Make an exact copy of all the entries below, with the pictures left out.
**** Entries supplied
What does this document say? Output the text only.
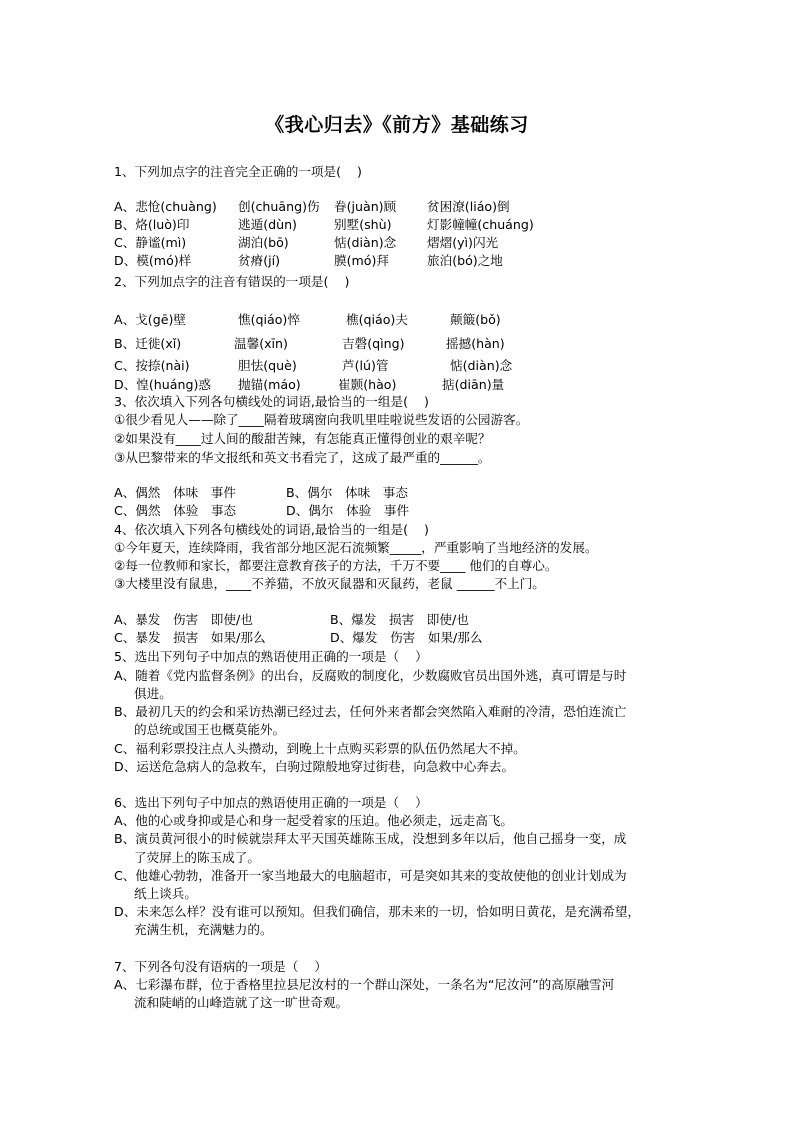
《我心归去》《前方》基础练习
1、下列加点字的注音完全正确的一项是(    )

A、悲怆(chuàng) 创(chuāng)伤 眷(juàn)顾 贫困潦(liáo)倒

B、烙(luò)印	逃遁(dùn)	别墅(shù)	灯影幢幢(chuáng)

C、静谧(mì)	湖泊(bō)	惦(diàn)念 熠熠(yì)闪光

D、模(mó)样	贫瘠(jí)	膜(mó)拜	旅泊(bó)之地

2、下列加点字的注音有错误的一项是(    )

A、戈(gē)壁	憔(qiáo)悴	樵(qiáo)夫	颠簸(bǒ)

B、迁徙(xǐ)	温馨(xīn)	吉磬(qìng)	摇撼(hàn)

C、按捺(nài)	胆怯(què)	芦(lú)管	惦(diàn)念

D、惶(huáng)惑 抛锚(máo)	崔颢(hào)	掂(diān)量

3、依次填入下列各句横线处的词语,最恰当的一组是(    )
①很少看见人——除了____隔着玻璃窗向我叽里哇啦说些发语的公园游客。
②如果没有____过人间的酸甜苦辣，有怎能真正懂得创业的艰辛呢？
③从巴黎带来的华文报纸和英文书看完了，这成了最严重的______。

A、偶然　体味　事件	B、偶尔　体味　事态

C、偶然　体验　事态	D、偶尔　体验　事件

4、依次填入下列各句横线处的词语,最恰当的一组是(    )
①今年夏天，连续降雨，我省部分地区泥石流频繁_____，严重影响了当地经济的发展。
②每一位教师和家长，都要注意教育孩子的方法，千万不要____ 他们的自尊心。
③大楼里没有鼠患，____不养猫，不放灭鼠器和灭鼠药，老鼠 ______不上门。

A、暴发　伤害　即使/也	B、爆发　损害　即使/也

C、暴发　损害　如果/那么	D、爆发　伤害　如果/那么

5、选出下列句子中加点的熟语使用正确的一项是（    ）
A、随着《党内监督条例》的出台，反腐败的制度化，少数腐败官员出国外逃，真可谓是与时
俱进。
B、最初几天的约会和采访热潮已经过去，任何外来者都会突然陷入难耐的冷清，恐怕连流亡
的总统或国王也概莫能外。
C、福利彩票投注点人头攒动，到晚上十点购买彩票的队伍仍然尾大不掉。
D、运送危急病人的急救车，白驹过隙般地穿过街巷，向急救中心奔去。
6、选出下列句子中加点的熟语使用正确的一项是（    ）
A、他的心或身抑或是心和身一起受着家的压迫。他必须走，远走高飞。
B、演员黄河很小的时候就崇拜太平天国英雄陈玉成，没想到多年以后，他自己摇身一变，成
了荧屏上的陈玉成了。
C、他雄心勃勃，准备开一家当地最大的电脑超市，可是突如其来的变故使他的创业计划成为
纸上谈兵。
D、未来怎么样？没有谁可以预知。但我们确信，那未来的一切，恰如明日黄花，是充满希望，
充满生机，充满魅力的。
7、下列各句没有语病的一项是（    ）
A、七彩瀑布群，位于香格里拉县尼汝村的一个群山深处，一条名为“尼汝河”的高原融雪河
流和陡峭的山峰造就了这一旷世奇观。
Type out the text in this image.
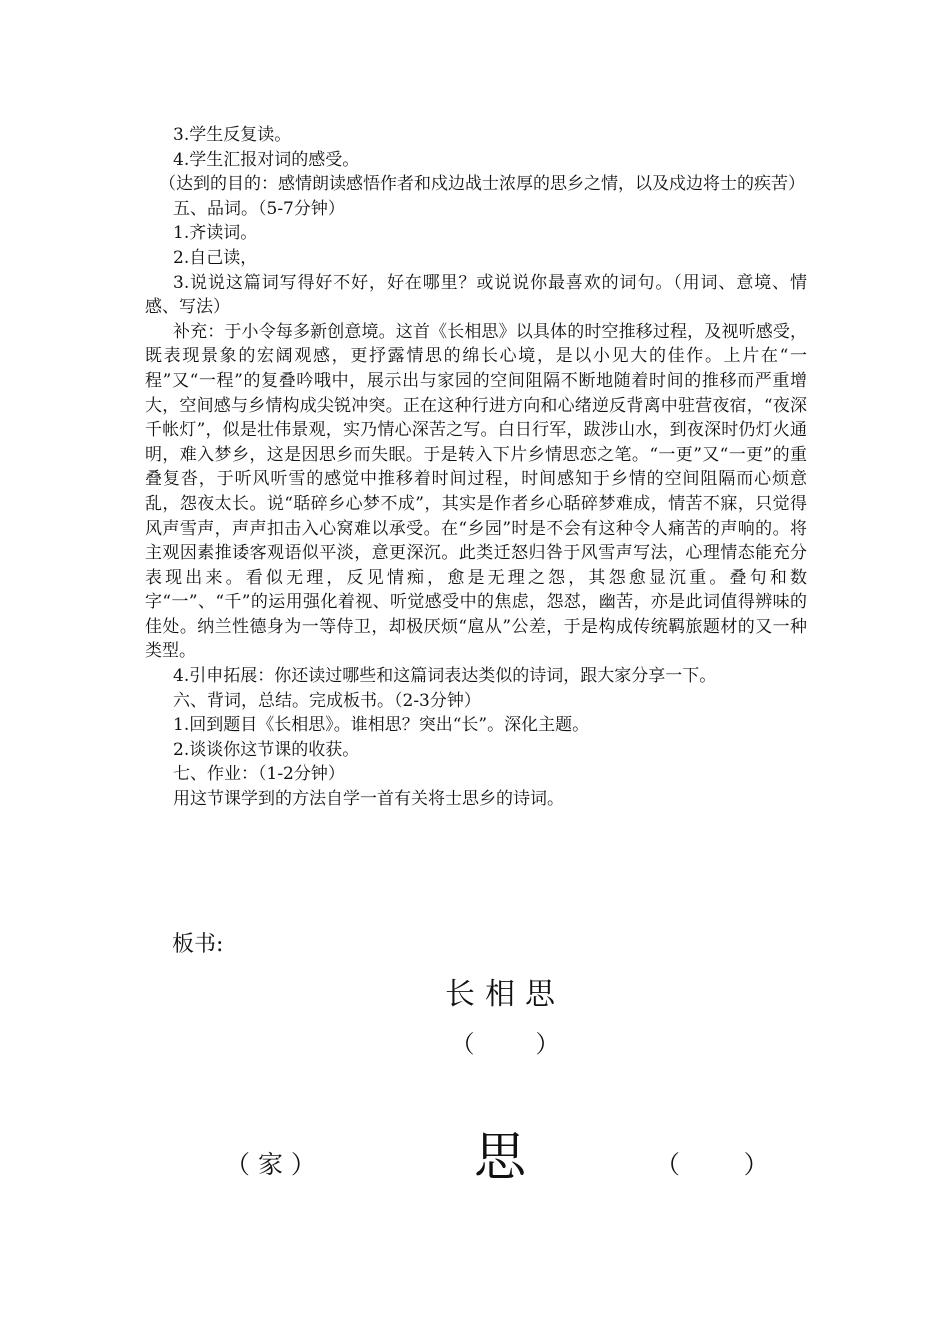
3.学生反复读。

4.学生汇报对词的感受。

（达到的目的：感情朗读感悟作者和戍边战士浓厚的思乡之情，以及戍边将士的疾苦）

五、品词。（5-7分钟）

1.齐读词。

2.自己读，

3.说说这篇词写得好不好，好在哪里？或说说你最喜欢的词句。（用词、意境、情感、写法）

补充：于小令每多新创意境。这首《长相思》以具体的时空推移过程，及视听感受，既表现景象的宏阔观感，更抒露情思的绵长心境，是以小见大的佳作。上片在“一程”又“一程”的复叠吟哦中，展示出与家园的空间阻隔不断地随着时间的推移而严重增大，空间感与乡情构成尖锐冲突。正在这种行进方向和心绪逆反背离中驻营夜宿，“夜深千帐灯”，似是壮伟景观，实乃情心深苦之写。白日行军，跋涉山水，到夜深时仍灯火通明，难入梦乡，这是因思乡而失眠。于是转入下片乡情思恋之笔。“一更”又“一更”的重叠复沓，于听风听雪的感觉中推移着时间过程，时间感知于乡情的空间阻隔而心烦意乱，怨夜太长。说“聒碎乡心梦不成”，其实是作者乡心聒碎梦难成，情苦不寐，只觉得风声雪声，声声扣击入心窝难以承受。在“乡园”时是不会有这种令人痛苦的声响的。将主观因素推诿客观语似平淡，意更深沉。此类迁怒归咎于风雪声写法，心理情态能充分表现出来。看似无理，反见情痴，愈是无理之怨，其怨愈显沉重。叠句和数字“一”、“千”的运用强化着视、听觉感受中的焦虑，怨怼，幽苦，亦是此词值得辨味的佳处。纳兰性德身为一等侍卫，却极厌烦“扈从”公差，于是构成传统羁旅题材的又一种类型。

4.引申拓展：你还读过哪些和这篇词表达类似的诗词，跟大家分享一下。

六、背词，总结。完成板书。（2-3分钟）

1.回到题目《长相思》。谁相思？突出“长”。深化主题。

2.谈谈你这节课的收获。

七、作业：（1-2分钟）

用这节课学到的方法自学一首有关将士思乡的诗词。

板书:
长相思
（        ）
思
（ 家 ）	（        ）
********
- **Response to this exercise**
What does this document say? Output the text only.
《我心归去》《前方》基础练习
1、下列加点字的注音完全正确的一项是(    )

A、悲怆(chuàng) 创(chuāng)伤 眷(juàn)顾 贫困潦(liáo)倒

B、烙(luò)印	逃遁(dùn)	别墅(shù)	灯影幢幢(chuáng)

C、静谧(mì)	湖泊(bō)	惦(diàn)念 熠熠(yì)闪光

D、模(mó)样	贫瘠(jí)	膜(mó)拜	旅泊(bó)之地

2、下列加点字的注音有错误的一项是(    )

A、戈(gē)壁	憔(qiáo)悴	樵(qiáo)夫	颠簸(bǒ)

B、迁徙(xǐ)	温馨(xīn)	吉磬(qìng)	摇撼(hàn)

C、按捺(nài)	胆怯(què)	芦(lú)管	惦(diàn)念

D、惶(huáng)惑 抛锚(máo)	崔颢(hào)	掂(diān)量

3、依次填入下列各句横线处的词语,最恰当的一组是(    )
①很少看见人——除了____隔着玻璃窗向我叽里哇啦说些发语的公园游客。
②如果没有____过人间的酸甜苦辣，有怎能真正懂得创业的艰辛呢？
③从巴黎带来的华文报纸和英文书看完了，这成了最严重的______。

A、偶然　体味　事件	B、偶尔　体味　事态

C、偶然　体验　事态	D、偶尔　体验　事件

4、依次填入下列各句横线处的词语,最恰当的一组是(    )
①今年夏天，连续降雨，我省部分地区泥石流频繁_____，严重影响了当地经济的发展。
②每一位教师和家长，都要注意教育孩子的方法，千万不要____ 他们的自尊心。
③大楼里没有鼠患，____不养猫，不放灭鼠器和灭鼠药，老鼠 ______不上门。

A、暴发　伤害　即使/也	B、爆发　损害　即使/也

C、暴发　损害　如果/那么	D、爆发　伤害　如果/那么

5、选出下列句子中加点的熟语使用正确的一项是（    ）
A、随着《党内监督条例》的出台，反腐败的制度化，少数腐败官员出国外逃，真可谓是与时
俱进。
B、最初几天的约会和采访热潮已经过去，任何外来者都会突然陷入难耐的冷清，恐怕连流亡
的总统或国王也概莫能外。
C、福利彩票投注点人头攒动，到晚上十点购买彩票的队伍仍然尾大不掉。
D、运送危急病人的急救车，白驹过隙般地穿过街巷，向急救中心奔去。
6、选出下列句子中加点的熟语使用正确的一项是（    ）
A、他的心或身抑或是心和身一起受着家的压迫。他必须走，远走高飞。
B、演员黄河很小的时候就崇拜太平天国英雄陈玉成，没想到多年以后，他自己摇身一变，成
了荧屏上的陈玉成了。
C、他雄心勃勃，准备开一家当地最大的电脑超市，可是突如其来的变故使他的创业计划成为
纸上谈兵。
D、未来怎么样？没有谁可以预知。但我们确信，那未来的一切，恰如明日黄花，是充满希望，
充满生机，充满魅力的。
7、下列各句没有语病的一项是（    ）
A、七彩瀑布群，位于香格里拉县尼汝村的一个群山深处，一条名为“尼汝河”的高原融雪河
流和陡峭的山峰造就了这一旷世奇观。
Type out the text in this image.
3.学生反复读。

4.学生汇报对词的感受。

（达到的目的：感情朗读感悟作者和戍边战士浓厚的思乡之情，以及戍边将士的疾苦）

五、品词。（5-7分钟）

1.齐读词。

2.自己读，

3.说说这篇词写得好不好，好在哪里？或说说你最喜欢的词句。（用词、意境、情感、写法）

补充：于小令每多新创意境。这首《长相思》以具体的时空推移过程，及视听感受，既表现景象的宏阔观感，更抒露情思的绵长心境，是以小见大的佳作。上片在“一程”又“一程”的复叠吟哦中，展示出与家园的空间阻隔不断地随着时间的推移而严重增大，空间感与乡情构成尖锐冲突。正在这种行进方向和心绪逆反背离中驻营夜宿，“夜深千帐灯”，似是壮伟景观，实乃情心深苦之写。白日行军，跋涉山水，到夜深时仍灯火通明，难入梦乡，这是因思乡而失眠。于是转入下片乡情思恋之笔。“一更”又“一更”的重叠复沓，于听风听雪的感觉中推移着时间过程，时间感知于乡情的空间阻隔而心烦意乱，怨夜太长。说“聒碎乡心梦不成”，其实是作者乡心聒碎梦难成，情苦不寐，只觉得风声雪声，声声扣击入心窝难以承受。在“乡园”时是不会有这种令人痛苦的声响的。将主观因素推诿客观语似平淡，意更深沉。此类迁怒归咎于风雪声写法，心理情态能充分表现出来。看似无理，反见情痴，愈是无理之怨，其怨愈显沉重。叠句和数字“一”、“千”的运用强化着视、听觉感受中的焦虑，怨怼，幽苦，亦是此词值得辨味的佳处。纳兰性德身为一等侍卫，却极厌烦“扈从”公差，于是构成传统羁旅题材的又一种类型。

4.引申拓展：你还读过哪些和这篇词表达类似的诗词，跟大家分享一下。

六、背词，总结。完成板书。（2-3分钟）

1.回到题目《长相思》。谁相思？突出“长”。深化主题。

2.谈谈你这节课的收获。

七、作业：（1-2分钟）

用这节课学到的方法自学一首有关将士思乡的诗词。

板书:
长相思
（        ）
思
（ 家 ）	（        ）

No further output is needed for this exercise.